§ Prompt
Where a line of the listing below includes the word "Дворы", reproduce that line.

==== Supplied records

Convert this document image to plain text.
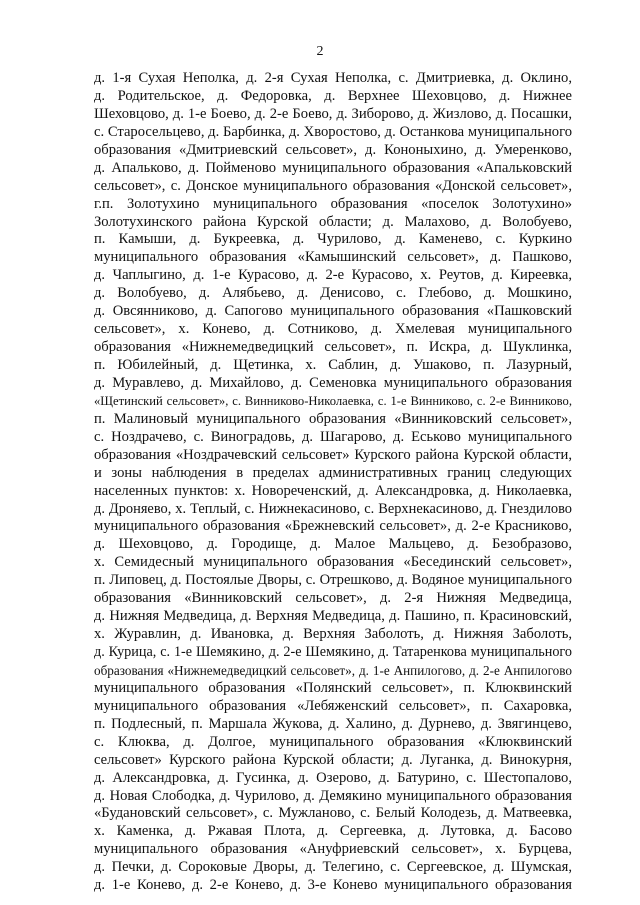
2
д. 1-я Сухая Неполка, д. 2-я Сухая Неполка, с. Дмитриевка, д. Оклино,
д. Родительское, д. Федоровка, д. Верхнее Шеховцово, д. Нижнее
Шеховцово, д. 1-е Боево, д. 2-е Боево, д. Зиборово, д. Жизлово, д. Посашки,
с. Старосельцево, д. Барбинка, д. Хворостово, д. Останкова муниципального
образования «Дмитриевский сельсовет», д. Кононыхино, д. Умеренково,
д. Апальково, д. Пойменово муниципального образования «Апальковский
сельсовет», с. Донское муниципального образования «Донской сельсовет»,
г.п. Золотухино муниципального образования «поселок Золотухино»
Золотухинского района Курской области; д. Малахово, д. Волобуево,
п. Камыши, д. Букреевка, д. Чурилово, д. Каменево, с. Куркино
муниципального образования «Камышинский сельсовет», д. Пашково,
д. Чаплыгино, д. 1-е Курасово, д. 2-е Курасово, х. Реутов, д. Киреевка,
д. Волобуево, д. Алябьево, д. Денисово, с. Глебово, д. Мошкино,
д. Овсянниково, д. Сапогово муниципального образования «Пашковский
сельсовет», х. Конево, д. Сотниково, д. Хмелевая муниципального
образования «Нижнемедведицкий сельсовет», п. Искра, д. Шуклинка,
п. Юбилейный, д. Щетинка, х. Саблин, д. Ушаково, п. Лазурный,
д. Муравлево, д. Михайлово, д. Семеновка муниципального образования
«Щетинский сельсовет», с. Винниково-Николаевка, с. 1-е Винниково, с. 2-е Винниково,
п. Малиновый муниципального образования «Винниковский сельсовет»,
с. Ноздрачево, с. Виноградовь, д. Шагарово, д. Еськово муниципального
образования «Ноздрачевский сельсовет» Курского района Курской области,
и зоны наблюдения в пределах административных границ следующих
населенных пунктов: х. Новореченский, д. Александровка, д. Николаевка,
д. Дроняево, х. Теплый, с. Нижнекасиново, с. Верхнекасиново, д. Гнездилово
муниципального образования «Брежневский сельсовет», д. 2-е Красниково,
д. Шеховцово, д. Городище, д. Малое Мальцево, д. Безобразово,
х. Семидесный муниципального образования «Бесединский сельсовет»,
п. Липовец, д. Постоялые Дворы, с. Отрешково, д. Водяное муниципального
образования «Винниковский сельсовет», д. 2-я Нижняя Медведица,
д. Нижняя Медведица, д. Верхняя Медведица, д. Пашино, п. Красиновский,
х. Журавлин, д. Ивановка, д. Верхняя Заболоть, д. Нижняя Заболоть,
д. Курица, с. 1-е Шемякино, д. 2-е Шемякино, д. Татаренкова муниципального
образования «Нижнемедведицкий сельсовет», д. 1-е Анпилогово, д. 2-е Анпилогово
муниципального образования «Полянский сельсовет», п. Клюквинский
муниципального образования «Лебяженский сельсовет», п. Сахаровка,
п. Подлесный, п. Маршала Жукова, д. Халино, д. Дурнево, д. Звягинцево,
с. Клюква, д. Долгое, муниципального образования «Клюквинский
сельсовет» Курского района Курской области; д. Луганка, д. Винокурня,
д. Александровка, д. Гусинка, д. Озерово, д. Батурино, с. Шестопалово,
д. Новая Слободка, д. Чурилово, д. Демякино муниципального образования
«Будановский сельсовет», с. Мужланово, с. Белый Колодезь, д. Матвеевка,
х. Каменка, д. Ржавая Плота, д. Сергеевка, д. Лутовка, д. Басово
муниципального образования «Ануфриевский сельсовет», х. Бурцева,
д. Печки, д. Сороковые Дворы, д. Телегино, с. Сергеевское, д. Шумская,
д. 1-е Конево, д. 2-е Конево, д. 3-е Конево муниципального образования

========

§ Answer for the task
п. Липовец, д. Постоялые Дворы, с. Отрешково, д. Водяное муниципального
д. Печки, д. Сороковые Дворы, д. Телегино, с. Сергеевское, д. Шумская,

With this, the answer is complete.